## [THE TASK]
Reproduce each line bearing the word "Johann".

Extracted records
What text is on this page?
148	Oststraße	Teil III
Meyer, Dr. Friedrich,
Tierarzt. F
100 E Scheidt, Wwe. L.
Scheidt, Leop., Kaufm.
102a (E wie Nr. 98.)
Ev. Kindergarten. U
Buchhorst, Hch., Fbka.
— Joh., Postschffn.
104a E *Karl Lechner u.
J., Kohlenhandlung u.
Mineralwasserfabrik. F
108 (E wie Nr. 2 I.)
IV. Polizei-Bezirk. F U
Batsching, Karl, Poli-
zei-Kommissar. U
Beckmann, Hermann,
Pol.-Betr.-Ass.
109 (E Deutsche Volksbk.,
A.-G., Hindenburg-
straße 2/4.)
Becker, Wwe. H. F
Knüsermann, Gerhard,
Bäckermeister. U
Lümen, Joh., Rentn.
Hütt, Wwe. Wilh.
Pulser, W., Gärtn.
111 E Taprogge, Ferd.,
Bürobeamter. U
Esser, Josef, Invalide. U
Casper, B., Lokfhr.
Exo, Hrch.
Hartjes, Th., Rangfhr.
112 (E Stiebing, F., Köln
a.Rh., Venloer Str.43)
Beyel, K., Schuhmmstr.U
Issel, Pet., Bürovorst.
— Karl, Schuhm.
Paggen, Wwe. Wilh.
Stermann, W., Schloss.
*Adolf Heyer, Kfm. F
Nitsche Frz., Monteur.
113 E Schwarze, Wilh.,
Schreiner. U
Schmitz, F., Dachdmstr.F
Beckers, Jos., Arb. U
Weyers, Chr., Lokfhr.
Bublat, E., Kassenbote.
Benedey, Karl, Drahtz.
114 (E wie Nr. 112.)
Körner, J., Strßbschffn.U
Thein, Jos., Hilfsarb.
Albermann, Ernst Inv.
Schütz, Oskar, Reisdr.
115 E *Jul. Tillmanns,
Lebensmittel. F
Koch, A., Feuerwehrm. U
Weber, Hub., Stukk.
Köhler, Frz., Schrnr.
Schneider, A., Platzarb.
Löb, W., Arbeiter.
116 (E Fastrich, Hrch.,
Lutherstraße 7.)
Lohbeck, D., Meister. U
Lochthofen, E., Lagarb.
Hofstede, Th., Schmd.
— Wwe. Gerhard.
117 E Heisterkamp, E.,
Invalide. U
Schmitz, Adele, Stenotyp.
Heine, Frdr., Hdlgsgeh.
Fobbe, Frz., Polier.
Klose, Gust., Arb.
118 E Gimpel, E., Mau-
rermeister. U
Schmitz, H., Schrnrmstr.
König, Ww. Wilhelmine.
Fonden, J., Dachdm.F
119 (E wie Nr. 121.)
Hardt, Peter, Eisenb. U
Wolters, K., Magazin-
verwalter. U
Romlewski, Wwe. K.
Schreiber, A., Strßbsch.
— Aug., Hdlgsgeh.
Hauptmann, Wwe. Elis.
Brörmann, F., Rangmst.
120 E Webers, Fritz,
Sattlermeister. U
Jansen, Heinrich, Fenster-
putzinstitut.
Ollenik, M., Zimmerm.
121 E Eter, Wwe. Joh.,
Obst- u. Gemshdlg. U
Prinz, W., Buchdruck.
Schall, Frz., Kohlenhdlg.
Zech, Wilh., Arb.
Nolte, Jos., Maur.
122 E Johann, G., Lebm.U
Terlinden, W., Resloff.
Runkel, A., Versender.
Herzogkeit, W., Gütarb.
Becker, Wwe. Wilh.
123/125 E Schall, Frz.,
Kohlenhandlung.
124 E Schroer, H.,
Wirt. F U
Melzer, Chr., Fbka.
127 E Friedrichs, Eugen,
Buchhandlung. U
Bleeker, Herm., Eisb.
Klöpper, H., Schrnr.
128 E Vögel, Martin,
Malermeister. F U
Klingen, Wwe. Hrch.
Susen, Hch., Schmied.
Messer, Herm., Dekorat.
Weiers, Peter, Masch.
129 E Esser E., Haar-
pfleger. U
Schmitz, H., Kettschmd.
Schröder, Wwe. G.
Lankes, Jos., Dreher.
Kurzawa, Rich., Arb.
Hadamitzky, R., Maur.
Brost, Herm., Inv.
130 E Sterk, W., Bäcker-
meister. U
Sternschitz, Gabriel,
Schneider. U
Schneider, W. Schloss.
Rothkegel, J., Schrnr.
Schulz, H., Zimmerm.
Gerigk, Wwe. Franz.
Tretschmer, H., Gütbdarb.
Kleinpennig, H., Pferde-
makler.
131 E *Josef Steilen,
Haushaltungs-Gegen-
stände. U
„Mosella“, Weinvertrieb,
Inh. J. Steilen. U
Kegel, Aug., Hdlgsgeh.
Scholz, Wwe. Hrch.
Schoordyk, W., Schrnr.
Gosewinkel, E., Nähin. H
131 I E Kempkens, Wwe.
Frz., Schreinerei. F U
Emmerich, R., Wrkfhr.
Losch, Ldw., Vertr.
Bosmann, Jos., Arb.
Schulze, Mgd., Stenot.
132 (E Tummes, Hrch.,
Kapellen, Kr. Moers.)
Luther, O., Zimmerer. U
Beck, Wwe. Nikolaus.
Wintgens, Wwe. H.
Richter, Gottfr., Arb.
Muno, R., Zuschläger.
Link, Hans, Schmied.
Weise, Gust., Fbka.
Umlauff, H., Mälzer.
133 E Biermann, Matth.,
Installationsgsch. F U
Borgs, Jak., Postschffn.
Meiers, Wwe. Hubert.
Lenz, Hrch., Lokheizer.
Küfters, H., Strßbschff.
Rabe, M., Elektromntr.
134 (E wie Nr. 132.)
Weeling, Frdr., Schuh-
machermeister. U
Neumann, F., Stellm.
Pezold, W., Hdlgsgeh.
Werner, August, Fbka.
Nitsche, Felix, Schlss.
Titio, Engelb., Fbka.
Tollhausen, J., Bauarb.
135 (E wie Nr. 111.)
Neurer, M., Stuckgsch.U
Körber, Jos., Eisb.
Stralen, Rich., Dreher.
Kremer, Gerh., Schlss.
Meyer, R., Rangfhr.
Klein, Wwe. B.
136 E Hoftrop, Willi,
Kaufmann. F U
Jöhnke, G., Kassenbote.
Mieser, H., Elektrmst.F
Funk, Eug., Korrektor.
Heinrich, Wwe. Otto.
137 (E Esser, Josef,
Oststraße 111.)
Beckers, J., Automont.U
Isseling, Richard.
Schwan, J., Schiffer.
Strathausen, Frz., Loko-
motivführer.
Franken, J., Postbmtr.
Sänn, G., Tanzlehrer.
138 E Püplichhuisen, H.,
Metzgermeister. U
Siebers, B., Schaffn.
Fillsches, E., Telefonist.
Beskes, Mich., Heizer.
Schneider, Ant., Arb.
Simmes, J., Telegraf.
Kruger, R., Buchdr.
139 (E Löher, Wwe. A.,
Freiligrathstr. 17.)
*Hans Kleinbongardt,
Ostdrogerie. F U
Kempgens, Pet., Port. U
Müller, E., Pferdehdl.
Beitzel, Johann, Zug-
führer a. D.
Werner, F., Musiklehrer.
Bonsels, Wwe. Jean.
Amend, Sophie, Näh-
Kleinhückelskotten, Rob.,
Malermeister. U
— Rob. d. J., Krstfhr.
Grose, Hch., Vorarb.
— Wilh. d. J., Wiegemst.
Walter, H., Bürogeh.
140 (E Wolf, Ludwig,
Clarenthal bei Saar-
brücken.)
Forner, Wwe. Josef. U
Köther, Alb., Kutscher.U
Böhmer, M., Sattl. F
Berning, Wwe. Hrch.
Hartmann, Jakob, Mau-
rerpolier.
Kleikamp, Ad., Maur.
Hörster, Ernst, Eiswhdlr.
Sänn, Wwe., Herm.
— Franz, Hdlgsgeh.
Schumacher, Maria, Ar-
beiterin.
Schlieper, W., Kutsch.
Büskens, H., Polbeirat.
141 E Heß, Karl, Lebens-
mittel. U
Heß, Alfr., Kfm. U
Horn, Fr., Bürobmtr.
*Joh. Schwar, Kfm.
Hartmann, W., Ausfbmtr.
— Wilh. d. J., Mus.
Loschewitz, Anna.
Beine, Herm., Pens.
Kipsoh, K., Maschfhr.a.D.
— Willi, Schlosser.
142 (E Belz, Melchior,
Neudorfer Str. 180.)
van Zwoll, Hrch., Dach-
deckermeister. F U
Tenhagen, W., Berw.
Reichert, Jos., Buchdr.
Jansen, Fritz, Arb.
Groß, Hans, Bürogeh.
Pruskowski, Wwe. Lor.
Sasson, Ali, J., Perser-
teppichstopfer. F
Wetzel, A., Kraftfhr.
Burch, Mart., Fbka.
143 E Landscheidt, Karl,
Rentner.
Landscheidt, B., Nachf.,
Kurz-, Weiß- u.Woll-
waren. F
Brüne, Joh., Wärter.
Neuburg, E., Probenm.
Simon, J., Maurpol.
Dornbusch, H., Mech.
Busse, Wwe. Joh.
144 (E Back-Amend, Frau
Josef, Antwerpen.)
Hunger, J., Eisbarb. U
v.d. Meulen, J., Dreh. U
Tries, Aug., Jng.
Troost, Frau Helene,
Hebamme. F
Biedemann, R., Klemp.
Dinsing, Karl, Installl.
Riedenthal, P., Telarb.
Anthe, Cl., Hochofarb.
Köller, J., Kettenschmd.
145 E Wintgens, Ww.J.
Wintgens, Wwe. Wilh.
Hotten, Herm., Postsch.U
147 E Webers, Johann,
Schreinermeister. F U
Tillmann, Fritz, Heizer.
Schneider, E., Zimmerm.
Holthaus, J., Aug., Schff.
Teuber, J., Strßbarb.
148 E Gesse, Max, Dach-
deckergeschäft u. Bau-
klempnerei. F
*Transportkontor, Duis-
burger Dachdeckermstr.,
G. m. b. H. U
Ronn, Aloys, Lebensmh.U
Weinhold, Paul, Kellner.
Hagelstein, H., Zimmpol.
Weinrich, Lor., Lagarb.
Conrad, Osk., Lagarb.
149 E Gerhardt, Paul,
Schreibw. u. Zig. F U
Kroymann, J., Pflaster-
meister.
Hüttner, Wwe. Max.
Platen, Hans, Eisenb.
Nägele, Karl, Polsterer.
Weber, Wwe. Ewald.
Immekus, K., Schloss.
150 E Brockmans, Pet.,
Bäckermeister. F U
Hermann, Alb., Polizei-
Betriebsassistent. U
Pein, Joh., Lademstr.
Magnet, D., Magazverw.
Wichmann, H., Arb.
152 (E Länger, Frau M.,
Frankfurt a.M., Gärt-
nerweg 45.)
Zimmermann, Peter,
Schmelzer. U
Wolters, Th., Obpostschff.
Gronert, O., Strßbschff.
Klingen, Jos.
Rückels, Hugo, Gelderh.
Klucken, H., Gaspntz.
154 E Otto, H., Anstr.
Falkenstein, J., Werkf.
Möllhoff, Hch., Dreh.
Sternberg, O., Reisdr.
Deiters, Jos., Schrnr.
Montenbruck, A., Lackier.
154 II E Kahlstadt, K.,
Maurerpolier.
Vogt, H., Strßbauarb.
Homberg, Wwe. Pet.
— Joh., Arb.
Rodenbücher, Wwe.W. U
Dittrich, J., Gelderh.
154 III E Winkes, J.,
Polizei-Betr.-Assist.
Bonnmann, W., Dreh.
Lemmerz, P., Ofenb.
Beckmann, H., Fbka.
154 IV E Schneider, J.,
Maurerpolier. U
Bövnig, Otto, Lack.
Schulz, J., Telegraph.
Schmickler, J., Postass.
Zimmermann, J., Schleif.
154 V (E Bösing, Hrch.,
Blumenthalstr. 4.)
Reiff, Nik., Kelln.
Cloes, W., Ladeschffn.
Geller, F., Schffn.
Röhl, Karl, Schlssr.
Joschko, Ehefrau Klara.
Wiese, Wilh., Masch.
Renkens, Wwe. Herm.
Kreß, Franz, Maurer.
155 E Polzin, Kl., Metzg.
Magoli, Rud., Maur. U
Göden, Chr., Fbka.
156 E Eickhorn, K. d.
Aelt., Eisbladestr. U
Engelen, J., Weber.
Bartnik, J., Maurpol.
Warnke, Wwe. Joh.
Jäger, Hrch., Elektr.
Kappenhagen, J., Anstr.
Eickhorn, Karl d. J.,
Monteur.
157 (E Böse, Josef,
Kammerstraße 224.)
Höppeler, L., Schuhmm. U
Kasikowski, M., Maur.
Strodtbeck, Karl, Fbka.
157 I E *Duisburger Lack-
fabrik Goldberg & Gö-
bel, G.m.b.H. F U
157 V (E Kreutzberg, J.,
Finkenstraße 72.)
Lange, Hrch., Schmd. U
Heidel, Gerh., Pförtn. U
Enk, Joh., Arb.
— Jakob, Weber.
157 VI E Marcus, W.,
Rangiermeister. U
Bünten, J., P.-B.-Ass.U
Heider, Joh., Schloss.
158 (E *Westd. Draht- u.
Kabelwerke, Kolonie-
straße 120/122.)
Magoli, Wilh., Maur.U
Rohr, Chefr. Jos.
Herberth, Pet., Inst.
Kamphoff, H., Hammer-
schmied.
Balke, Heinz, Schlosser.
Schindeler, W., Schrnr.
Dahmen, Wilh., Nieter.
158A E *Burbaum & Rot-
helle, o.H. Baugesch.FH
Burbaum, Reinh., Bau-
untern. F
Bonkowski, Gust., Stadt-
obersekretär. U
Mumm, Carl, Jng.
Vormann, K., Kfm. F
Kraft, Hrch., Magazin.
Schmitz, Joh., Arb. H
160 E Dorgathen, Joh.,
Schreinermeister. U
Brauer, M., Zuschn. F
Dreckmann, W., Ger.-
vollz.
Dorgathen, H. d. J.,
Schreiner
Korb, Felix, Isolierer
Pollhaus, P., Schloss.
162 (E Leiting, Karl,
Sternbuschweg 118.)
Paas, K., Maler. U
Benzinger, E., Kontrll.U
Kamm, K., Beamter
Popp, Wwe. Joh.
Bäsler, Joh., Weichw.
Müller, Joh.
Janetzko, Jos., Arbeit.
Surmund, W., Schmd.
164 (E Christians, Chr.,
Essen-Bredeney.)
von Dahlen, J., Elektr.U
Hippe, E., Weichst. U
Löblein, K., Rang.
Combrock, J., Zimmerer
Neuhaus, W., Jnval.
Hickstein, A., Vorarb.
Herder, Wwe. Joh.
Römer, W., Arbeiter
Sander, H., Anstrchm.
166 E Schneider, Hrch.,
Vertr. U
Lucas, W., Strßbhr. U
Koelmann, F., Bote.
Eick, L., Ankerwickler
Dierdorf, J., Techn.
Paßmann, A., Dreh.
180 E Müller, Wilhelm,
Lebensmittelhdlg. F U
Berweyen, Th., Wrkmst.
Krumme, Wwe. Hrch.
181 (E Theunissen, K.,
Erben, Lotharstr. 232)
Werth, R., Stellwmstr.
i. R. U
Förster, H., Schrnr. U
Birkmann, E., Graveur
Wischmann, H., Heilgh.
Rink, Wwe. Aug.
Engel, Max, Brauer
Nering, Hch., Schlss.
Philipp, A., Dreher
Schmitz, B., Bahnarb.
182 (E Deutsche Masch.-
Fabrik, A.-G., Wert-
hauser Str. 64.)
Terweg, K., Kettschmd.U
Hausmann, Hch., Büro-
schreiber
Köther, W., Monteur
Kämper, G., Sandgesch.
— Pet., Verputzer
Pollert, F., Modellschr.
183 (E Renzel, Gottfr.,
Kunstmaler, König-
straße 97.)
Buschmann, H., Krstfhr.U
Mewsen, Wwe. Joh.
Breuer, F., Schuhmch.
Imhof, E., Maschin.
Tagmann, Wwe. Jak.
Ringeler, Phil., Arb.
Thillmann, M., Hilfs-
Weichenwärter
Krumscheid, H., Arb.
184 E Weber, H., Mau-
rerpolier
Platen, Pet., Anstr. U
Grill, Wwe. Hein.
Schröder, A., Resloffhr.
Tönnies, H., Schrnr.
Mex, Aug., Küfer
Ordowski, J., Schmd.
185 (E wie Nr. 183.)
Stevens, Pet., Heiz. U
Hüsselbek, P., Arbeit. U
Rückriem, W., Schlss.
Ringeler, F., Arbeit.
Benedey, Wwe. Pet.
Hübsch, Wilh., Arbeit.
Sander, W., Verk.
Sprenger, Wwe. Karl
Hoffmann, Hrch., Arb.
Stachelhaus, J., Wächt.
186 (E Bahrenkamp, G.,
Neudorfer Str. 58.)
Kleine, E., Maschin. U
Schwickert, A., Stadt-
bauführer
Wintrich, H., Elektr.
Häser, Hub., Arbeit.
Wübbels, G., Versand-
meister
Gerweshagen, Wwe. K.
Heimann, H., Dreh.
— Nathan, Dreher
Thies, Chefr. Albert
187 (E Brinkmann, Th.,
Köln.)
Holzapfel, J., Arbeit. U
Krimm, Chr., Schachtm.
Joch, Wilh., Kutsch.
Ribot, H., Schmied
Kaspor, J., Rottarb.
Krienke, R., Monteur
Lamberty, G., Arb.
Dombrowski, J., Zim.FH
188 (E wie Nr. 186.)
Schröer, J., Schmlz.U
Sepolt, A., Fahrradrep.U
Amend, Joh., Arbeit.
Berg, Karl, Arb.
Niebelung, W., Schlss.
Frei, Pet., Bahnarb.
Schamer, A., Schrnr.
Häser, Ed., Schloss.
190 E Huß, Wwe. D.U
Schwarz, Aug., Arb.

## [COMPLETE RESPONSE]
122 E Johann, G., Lebm.U
Beitzel, Johann, Zug-
147 E Webers, Johann,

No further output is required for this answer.